Data provided:

▼▼▼

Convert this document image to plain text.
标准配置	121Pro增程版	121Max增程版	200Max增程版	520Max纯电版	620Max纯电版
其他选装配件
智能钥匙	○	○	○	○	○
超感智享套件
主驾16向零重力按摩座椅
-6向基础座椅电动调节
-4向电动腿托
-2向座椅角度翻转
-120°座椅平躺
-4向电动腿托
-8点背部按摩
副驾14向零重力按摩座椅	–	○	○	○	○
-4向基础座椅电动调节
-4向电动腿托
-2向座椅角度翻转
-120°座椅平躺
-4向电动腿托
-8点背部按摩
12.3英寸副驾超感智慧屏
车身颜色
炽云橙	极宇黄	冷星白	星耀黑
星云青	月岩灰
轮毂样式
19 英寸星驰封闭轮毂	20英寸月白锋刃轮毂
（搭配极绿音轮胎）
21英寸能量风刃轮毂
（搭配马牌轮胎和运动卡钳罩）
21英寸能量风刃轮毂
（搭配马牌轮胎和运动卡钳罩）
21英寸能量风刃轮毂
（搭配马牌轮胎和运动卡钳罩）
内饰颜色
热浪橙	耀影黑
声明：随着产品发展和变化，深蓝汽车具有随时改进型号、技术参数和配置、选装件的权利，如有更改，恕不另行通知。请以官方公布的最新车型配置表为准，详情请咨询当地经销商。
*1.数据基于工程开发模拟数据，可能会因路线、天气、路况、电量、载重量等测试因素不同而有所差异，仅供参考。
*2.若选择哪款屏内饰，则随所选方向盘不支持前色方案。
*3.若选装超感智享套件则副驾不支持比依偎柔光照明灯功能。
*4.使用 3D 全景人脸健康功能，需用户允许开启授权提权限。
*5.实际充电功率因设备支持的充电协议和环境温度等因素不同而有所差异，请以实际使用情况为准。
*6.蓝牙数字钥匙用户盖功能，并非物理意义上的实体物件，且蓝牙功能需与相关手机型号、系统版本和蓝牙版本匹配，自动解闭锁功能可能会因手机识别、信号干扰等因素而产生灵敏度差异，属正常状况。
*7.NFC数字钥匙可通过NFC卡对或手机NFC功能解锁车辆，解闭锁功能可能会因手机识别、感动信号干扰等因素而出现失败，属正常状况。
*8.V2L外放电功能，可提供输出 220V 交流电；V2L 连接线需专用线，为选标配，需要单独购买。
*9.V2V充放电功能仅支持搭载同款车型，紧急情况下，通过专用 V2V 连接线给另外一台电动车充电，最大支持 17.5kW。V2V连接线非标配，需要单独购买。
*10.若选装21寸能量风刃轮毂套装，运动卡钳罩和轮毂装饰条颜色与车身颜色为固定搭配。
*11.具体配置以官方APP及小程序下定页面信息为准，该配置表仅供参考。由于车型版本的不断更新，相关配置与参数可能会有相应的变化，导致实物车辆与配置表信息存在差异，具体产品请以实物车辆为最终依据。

▲▲▲
▼▼▼

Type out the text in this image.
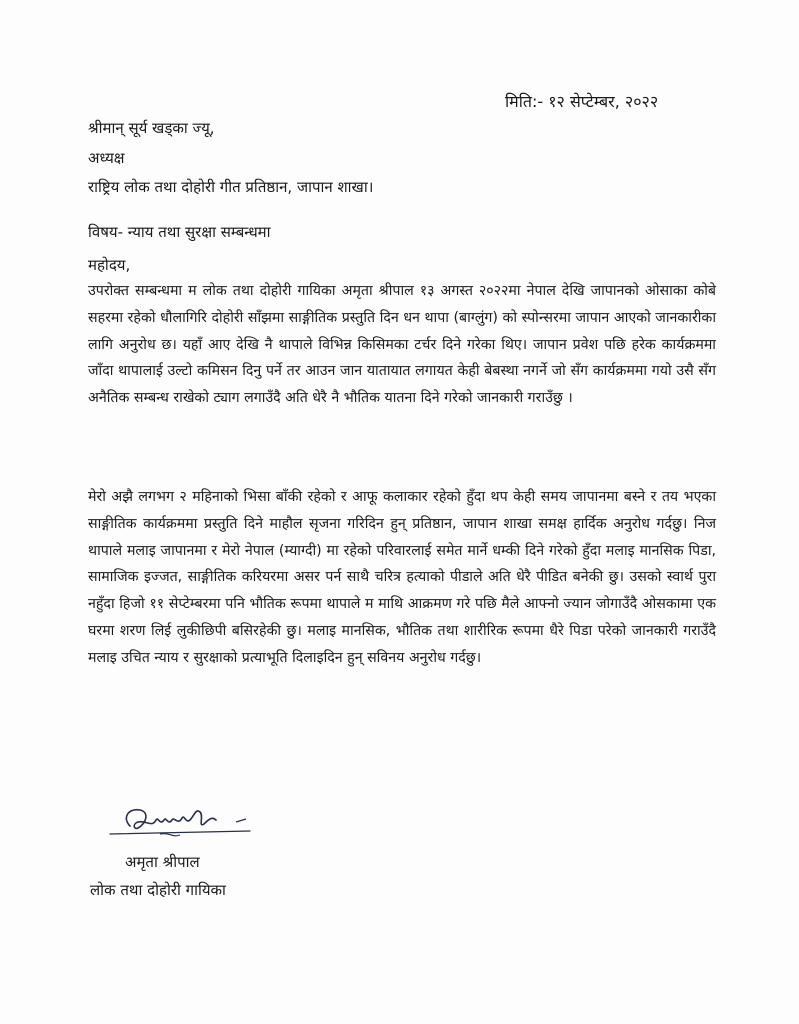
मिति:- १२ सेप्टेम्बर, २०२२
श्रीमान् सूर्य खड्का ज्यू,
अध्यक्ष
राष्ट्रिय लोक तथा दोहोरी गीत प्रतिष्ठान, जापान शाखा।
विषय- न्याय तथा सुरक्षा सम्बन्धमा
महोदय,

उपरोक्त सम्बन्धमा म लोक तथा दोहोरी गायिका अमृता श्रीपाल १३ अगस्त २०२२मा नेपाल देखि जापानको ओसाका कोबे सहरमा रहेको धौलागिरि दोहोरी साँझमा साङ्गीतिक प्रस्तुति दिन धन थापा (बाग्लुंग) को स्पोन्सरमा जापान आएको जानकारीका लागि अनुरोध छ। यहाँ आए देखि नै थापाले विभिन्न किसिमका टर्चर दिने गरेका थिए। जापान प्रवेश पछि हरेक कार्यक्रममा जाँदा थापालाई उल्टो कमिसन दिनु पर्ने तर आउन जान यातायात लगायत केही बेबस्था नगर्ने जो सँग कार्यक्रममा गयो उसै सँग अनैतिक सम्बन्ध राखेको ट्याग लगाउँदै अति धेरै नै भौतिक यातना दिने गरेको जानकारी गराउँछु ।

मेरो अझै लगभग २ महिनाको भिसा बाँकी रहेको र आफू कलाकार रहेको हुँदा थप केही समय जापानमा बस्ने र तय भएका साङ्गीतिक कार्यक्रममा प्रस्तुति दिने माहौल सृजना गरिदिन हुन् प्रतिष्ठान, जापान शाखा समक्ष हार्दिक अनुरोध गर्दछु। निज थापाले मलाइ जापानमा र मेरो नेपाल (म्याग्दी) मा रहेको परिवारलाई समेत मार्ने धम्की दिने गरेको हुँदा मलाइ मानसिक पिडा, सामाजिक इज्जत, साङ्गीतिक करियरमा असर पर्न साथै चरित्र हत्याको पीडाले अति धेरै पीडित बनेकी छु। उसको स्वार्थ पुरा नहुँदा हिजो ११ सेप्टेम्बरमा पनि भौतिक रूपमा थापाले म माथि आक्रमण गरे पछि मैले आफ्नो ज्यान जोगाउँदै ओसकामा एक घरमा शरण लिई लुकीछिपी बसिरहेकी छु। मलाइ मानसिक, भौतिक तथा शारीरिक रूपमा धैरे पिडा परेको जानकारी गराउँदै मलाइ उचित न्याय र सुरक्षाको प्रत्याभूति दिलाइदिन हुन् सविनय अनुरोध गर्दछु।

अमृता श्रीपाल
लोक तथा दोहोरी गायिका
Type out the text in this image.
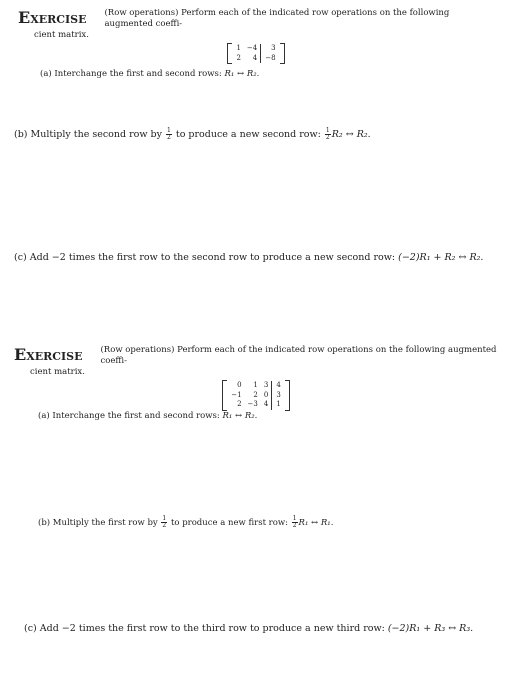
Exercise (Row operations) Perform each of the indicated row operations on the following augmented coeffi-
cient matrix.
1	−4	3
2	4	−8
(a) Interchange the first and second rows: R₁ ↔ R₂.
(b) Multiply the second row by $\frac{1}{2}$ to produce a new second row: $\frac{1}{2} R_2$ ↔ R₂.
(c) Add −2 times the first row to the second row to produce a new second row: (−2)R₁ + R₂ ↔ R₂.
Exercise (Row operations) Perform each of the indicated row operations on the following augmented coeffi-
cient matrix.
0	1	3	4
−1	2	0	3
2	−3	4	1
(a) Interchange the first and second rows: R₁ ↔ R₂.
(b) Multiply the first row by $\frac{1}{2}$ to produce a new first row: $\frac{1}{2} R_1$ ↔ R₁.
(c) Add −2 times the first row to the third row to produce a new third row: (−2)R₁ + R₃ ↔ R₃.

▲▲▲

Each line of the data that includes the word "produce" counts once; report the total and nothing more.

4